STATED PROBLEM: Copy out every line in the entries below that includes "type".

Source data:
::::::::
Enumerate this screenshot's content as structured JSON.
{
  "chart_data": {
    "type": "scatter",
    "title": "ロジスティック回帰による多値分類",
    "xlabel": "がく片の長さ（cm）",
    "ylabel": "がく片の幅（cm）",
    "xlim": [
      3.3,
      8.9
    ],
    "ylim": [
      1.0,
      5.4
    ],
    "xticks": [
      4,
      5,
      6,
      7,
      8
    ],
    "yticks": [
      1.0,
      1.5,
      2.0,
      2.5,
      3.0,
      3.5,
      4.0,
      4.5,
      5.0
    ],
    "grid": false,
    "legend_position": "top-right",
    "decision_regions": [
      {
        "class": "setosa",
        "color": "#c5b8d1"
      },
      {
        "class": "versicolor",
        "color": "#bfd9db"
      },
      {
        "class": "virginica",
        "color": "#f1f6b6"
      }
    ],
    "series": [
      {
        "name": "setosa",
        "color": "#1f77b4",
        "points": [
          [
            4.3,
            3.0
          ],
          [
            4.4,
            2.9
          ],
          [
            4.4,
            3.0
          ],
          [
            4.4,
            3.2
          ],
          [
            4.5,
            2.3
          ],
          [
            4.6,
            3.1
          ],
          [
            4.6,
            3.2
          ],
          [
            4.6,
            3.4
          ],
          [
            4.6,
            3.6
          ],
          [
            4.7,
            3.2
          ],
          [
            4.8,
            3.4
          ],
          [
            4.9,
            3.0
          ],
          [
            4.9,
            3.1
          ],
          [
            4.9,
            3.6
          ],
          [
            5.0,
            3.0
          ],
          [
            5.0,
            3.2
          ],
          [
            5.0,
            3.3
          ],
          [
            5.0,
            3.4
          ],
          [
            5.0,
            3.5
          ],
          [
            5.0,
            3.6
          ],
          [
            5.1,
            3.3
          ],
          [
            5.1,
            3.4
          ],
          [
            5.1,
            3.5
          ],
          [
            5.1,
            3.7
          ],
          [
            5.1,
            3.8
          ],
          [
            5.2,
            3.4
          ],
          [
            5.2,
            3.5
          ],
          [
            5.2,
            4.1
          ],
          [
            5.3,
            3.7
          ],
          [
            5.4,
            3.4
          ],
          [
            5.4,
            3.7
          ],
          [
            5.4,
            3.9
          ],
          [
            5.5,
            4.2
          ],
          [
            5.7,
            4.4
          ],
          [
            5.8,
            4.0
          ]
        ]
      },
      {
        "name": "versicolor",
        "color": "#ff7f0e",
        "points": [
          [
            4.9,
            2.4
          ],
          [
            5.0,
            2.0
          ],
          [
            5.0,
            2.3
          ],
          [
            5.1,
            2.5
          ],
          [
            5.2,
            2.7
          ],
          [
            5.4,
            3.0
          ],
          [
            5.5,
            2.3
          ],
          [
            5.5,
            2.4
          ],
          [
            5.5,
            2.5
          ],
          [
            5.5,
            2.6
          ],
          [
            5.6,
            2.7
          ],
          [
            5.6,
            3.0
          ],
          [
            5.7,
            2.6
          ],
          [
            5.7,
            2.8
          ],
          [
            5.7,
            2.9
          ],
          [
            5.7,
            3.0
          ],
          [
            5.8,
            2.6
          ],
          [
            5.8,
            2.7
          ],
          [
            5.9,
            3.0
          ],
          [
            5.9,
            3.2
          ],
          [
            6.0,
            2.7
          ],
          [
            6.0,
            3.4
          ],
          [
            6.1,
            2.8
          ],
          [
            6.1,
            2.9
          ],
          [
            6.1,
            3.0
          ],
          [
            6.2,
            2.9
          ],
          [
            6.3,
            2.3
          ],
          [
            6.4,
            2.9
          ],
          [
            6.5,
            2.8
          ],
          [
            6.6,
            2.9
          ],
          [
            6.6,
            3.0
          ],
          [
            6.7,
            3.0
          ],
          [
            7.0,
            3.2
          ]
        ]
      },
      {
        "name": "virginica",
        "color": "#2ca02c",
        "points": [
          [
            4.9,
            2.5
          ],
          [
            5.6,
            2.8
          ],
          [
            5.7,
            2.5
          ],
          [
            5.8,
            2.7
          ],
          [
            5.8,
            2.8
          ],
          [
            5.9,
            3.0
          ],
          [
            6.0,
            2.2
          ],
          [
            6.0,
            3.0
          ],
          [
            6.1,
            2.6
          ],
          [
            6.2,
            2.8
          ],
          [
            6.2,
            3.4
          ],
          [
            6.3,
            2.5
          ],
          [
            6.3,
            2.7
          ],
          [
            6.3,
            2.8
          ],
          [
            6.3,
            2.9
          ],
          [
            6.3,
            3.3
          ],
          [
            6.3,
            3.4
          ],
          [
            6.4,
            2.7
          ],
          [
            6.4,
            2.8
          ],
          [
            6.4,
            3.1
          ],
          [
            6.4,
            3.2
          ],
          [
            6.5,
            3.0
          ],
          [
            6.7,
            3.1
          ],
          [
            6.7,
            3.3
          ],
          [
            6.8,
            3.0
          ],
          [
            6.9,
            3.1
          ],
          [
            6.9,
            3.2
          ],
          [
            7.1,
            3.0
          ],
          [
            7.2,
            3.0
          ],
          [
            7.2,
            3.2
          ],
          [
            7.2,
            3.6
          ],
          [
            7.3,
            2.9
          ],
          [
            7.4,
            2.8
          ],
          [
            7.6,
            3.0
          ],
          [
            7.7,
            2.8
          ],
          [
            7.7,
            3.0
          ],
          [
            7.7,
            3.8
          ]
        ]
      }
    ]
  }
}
::::::::
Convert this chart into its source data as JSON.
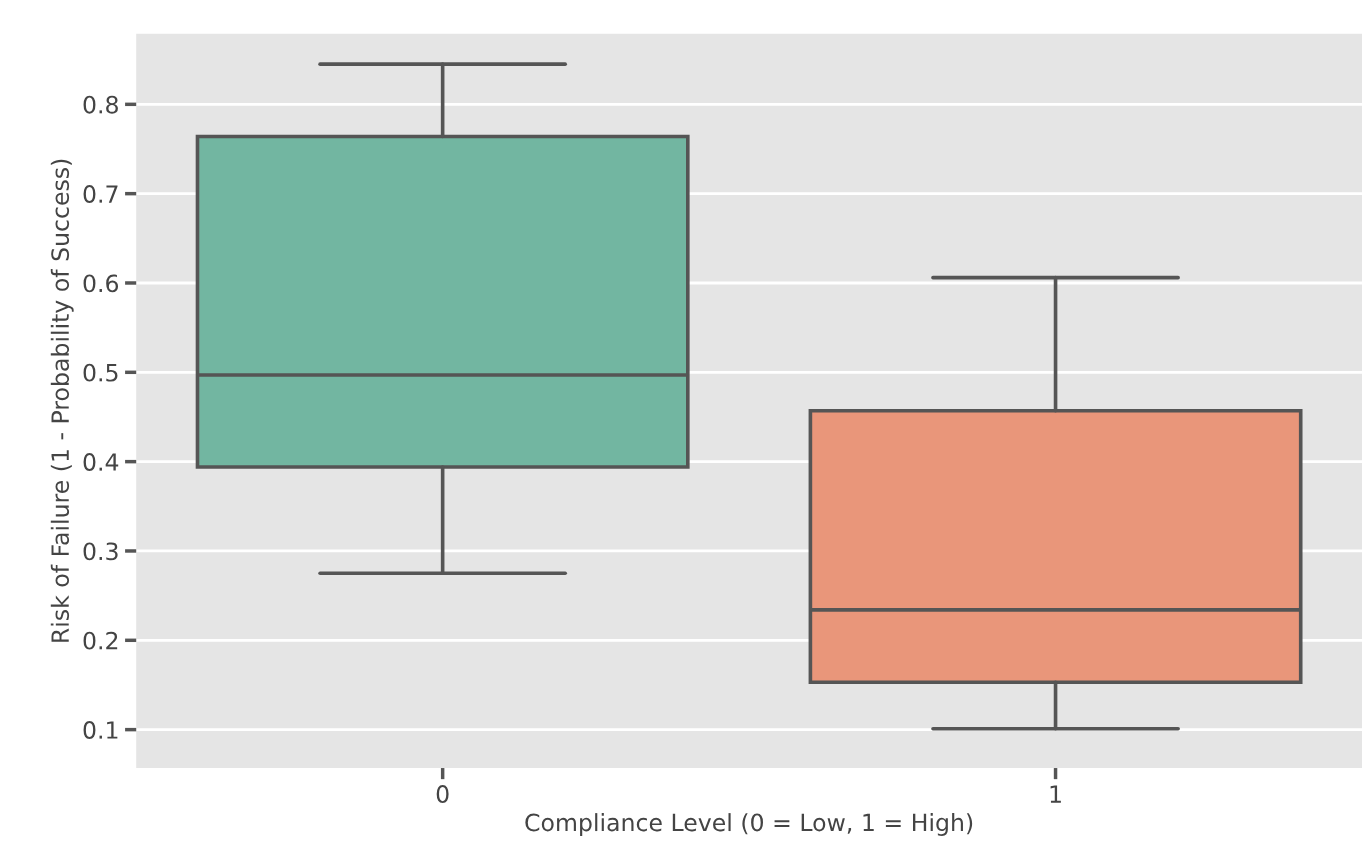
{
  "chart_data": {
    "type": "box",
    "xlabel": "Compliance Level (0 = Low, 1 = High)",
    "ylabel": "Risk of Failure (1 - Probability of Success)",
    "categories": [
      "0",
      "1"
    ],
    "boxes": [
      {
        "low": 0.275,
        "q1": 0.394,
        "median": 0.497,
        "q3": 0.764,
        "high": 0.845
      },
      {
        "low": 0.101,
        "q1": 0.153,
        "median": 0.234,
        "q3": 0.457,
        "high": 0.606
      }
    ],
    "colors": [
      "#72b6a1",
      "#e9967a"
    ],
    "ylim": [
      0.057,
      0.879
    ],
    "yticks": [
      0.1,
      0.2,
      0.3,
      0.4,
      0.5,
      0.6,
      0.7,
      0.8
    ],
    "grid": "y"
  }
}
::::::::
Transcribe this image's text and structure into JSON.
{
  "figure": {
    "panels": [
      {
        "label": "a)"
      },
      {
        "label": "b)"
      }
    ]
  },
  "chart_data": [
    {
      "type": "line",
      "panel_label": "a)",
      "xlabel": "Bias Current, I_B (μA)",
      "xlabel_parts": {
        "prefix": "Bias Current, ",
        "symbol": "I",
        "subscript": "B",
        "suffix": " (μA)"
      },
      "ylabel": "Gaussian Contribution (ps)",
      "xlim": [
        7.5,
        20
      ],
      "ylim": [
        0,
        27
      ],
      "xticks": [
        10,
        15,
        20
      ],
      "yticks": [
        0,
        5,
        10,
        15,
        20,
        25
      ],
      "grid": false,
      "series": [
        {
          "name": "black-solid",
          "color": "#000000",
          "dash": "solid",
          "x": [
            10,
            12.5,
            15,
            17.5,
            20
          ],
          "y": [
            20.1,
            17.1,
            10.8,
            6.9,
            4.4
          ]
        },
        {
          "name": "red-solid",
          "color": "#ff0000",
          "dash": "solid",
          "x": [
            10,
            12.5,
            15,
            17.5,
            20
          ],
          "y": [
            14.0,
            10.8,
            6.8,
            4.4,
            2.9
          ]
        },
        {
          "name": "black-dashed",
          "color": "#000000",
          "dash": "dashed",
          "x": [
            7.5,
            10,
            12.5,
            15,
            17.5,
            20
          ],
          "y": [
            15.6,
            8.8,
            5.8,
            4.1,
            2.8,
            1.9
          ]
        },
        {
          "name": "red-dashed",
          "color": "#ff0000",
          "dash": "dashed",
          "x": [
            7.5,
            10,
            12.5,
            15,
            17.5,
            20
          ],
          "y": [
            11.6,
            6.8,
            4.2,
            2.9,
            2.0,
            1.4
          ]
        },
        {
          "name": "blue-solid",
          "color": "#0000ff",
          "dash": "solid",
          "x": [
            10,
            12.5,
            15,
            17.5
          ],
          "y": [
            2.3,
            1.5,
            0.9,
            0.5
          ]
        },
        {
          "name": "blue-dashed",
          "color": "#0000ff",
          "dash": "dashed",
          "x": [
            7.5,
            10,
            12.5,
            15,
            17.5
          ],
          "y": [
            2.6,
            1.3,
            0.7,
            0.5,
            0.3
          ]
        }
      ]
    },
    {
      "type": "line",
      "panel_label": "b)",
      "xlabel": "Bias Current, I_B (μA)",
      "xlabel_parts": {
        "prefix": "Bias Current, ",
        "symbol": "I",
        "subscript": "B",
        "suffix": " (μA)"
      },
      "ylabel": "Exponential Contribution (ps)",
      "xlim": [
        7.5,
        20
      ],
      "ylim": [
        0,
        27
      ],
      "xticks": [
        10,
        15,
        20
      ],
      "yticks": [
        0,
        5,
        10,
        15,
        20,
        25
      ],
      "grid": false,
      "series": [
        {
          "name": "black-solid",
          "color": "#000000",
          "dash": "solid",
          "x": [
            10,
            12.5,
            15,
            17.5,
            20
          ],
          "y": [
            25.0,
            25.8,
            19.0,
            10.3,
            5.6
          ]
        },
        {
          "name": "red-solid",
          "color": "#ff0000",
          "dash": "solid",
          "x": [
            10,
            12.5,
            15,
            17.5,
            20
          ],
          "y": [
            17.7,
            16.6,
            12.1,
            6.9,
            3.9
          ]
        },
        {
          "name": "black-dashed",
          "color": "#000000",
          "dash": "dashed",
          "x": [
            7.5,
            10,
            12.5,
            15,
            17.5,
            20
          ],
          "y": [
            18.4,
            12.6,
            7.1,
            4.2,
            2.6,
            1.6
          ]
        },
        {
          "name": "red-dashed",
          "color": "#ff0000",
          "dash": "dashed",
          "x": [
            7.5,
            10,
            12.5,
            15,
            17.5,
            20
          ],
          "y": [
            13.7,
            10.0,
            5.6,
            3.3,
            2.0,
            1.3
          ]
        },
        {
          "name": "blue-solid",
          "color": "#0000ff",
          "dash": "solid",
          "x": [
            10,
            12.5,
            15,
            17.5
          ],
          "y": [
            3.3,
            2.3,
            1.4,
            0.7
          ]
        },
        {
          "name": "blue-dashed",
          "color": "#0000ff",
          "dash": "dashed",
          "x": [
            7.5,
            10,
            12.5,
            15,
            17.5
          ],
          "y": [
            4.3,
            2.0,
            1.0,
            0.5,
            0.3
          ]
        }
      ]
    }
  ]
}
::::::::
THE REPLY:
    "type": "scatter",
    "type": "box",
      "type": "line",
      "type": "line",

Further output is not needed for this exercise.